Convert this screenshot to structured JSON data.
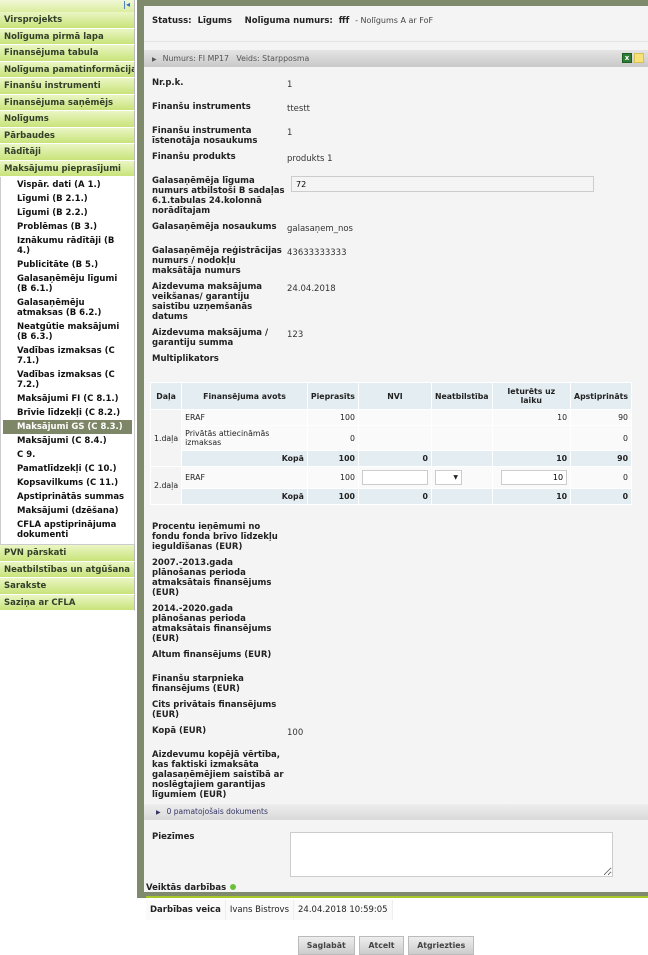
{
  "sidebar": {
    "collapse_icon": "collapse-left-icon",
    "items_top": [
      "Virsprojekts",
      "Nolīguma pirmā lapa",
      "Finansējuma tabula",
      "Nolīguma pamatinformācija",
      "Finanšu instrumenti",
      "Finansējuma saņēmējs",
      "Nolīgums",
      "Pārbaudes",
      "Rādītāji",
      "Maksājumu pieprasījumi"
    ],
    "sub_items": [
      "Vispār. dati (A 1.)",
      "Līgumi (B 2.1.)",
      "Līgumi (B 2.2.)",
      "Problēmas (B 3.)",
      "Iznākumu rādītāji (B 4.)",
      "Publicitāte (B 5.)",
      "Galasaņēmēju līgumi (B 6.1.)",
      "Galasaņēmēju atmaksas (B 6.2.)",
      "Neatgūtie maksājumi (B 6.3.)",
      "Vadības izmaksas (C 7.1.)",
      "Vadības izmaksas (C 7.2.)",
      "Maksājumi FI (C 8.1.)",
      "Brīvie līdzekļi (C 8.2.)",
      "Maksājumi GS (C 8.3.)",
      "Maksājumi (C 8.4.)",
      "C 9.",
      "Pamatlīdzekļi (C 10.)",
      "Kopsavilkums (C 11.)",
      "Apstiprinātās summas",
      "Maksājumi (dzēšana)",
      "CFLA apstiprinājuma dokumenti"
    ],
    "active_sub": "Maksājumi GS (C 8.3.)",
    "items_bottom": [
      "PVN pārskati",
      "Neatbilstības un atgūšana",
      "Sarakste",
      "Saziņa ar CFLA"
    ]
  },
  "header": {
    "status_label": "Statuss:",
    "status_value": "Līgums",
    "contract_label": "Nolīguma numurs:",
    "contract_value": "fff",
    "contract_desc": "- Nolīgums A ar FoF"
  },
  "section": {
    "title": "Numurs: FI MP17   Veids: Starpposma",
    "icons": [
      "excel-icon",
      "mail-icon"
    ]
  },
  "fields": [
    {
      "label": "Nr.p.k.",
      "value": "1"
    },
    {
      "label": "Finanšu instruments",
      "value": "ttestt"
    },
    {
      "label": "Finanšu instrumenta īstenotāja nosaukums",
      "value": "1"
    },
    {
      "label": "Finanšu produkts",
      "value": "produkts 1"
    },
    {
      "label": "Galasaņēmēja līguma numurs atbilstoši B sadaļas 6.1.tabulas 24.kolonnā norādītajam",
      "input": "72"
    },
    {
      "label": "Galasaņēmēja nosaukums",
      "value": "galasaņem_nos"
    },
    {
      "label": "Galasaņēmēja reģistrācijas numurs / nodokļu maksātāja numurs",
      "value": "43633333333"
    },
    {
      "label": "Aizdevuma maksājuma veikšanas/ garantiju saistību uzņemšanās datums",
      "value": "24.04.2018"
    },
    {
      "label": "Aizdevuma maksājuma / garantiju summa",
      "value": "123"
    },
    {
      "label": "Multiplikators",
      "value": ""
    }
  ],
  "table": {
    "headers": [
      "Daļa",
      "Finansējuma avots",
      "Pieprasīts",
      "NVI",
      "Neatbilstība",
      "Ieturēts uz laiku",
      "Apstiprināts"
    ],
    "part1": {
      "label": "1.daļa",
      "rows": [
        [
          "ERAF",
          "100",
          "",
          "",
          "10",
          "90"
        ],
        [
          "Privātās attiecināmās izmaksas",
          "0",
          "",
          "",
          "",
          "0"
        ]
      ],
      "total": [
        "Kopā",
        "100",
        "0",
        "",
        "10",
        "90"
      ]
    },
    "part2": {
      "label": "2.daļa",
      "row": {
        "source": "ERAF",
        "requested": "100",
        "nvi": "",
        "withheld": "10",
        "approved": "0"
      },
      "total": [
        "Kopā",
        "100",
        "0",
        "",
        "10",
        "0"
      ]
    }
  },
  "fields2": [
    {
      "label": "Procentu ieņēmumi no fondu fonda brīvo līdzekļu ieguldīšanas (EUR)",
      "value": ""
    },
    {
      "label": "2007.-2013.gada plānošanas perioda atmaksātais finansējums (EUR)",
      "value": ""
    },
    {
      "label": "2014.-2020.gada plānošanas perioda atmaksātais finansējums (EUR)",
      "value": ""
    },
    {
      "label": "Altum finansējums (EUR)",
      "value": ""
    },
    {
      "label": "Finanšu starpnieka finansējums (EUR)",
      "value": ""
    },
    {
      "label": "Cits privātais finansējums (EUR)",
      "value": ""
    },
    {
      "label": "Kopā (EUR)",
      "value": "100"
    },
    {
      "label": "Aizdevumu kopējā vērtība, kas faktiski izmaksāta galasaņēmējiem saistībā ar noslēgtajiem garantijas līgumiem (EUR)",
      "value": ""
    }
  ],
  "docs": "0 pamatojošais dokuments",
  "notes": {
    "label": "Piezīmes",
    "value": ""
  },
  "actions": {
    "title": "Veiktās darbības",
    "by_label": "Darbības veica",
    "user": "Ivans Bistrovs",
    "datetime": "24.04.2018 10:59:05"
  },
  "buttons": {
    "save": "Saglabāt",
    "cancel": "Atcelt",
    "back": "Atgriezties"
  }
}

------------------------------

== Work to do ==
Pick out the lines above containing the word "gada", then copy them.

== Solution ==
      "label": "2007.-2013.gada plānošanas perioda atmaksātais finansējums (EUR)",
      "label": "2014.-2020.gada plānošanas perioda atmaksātais finansējums (EUR)",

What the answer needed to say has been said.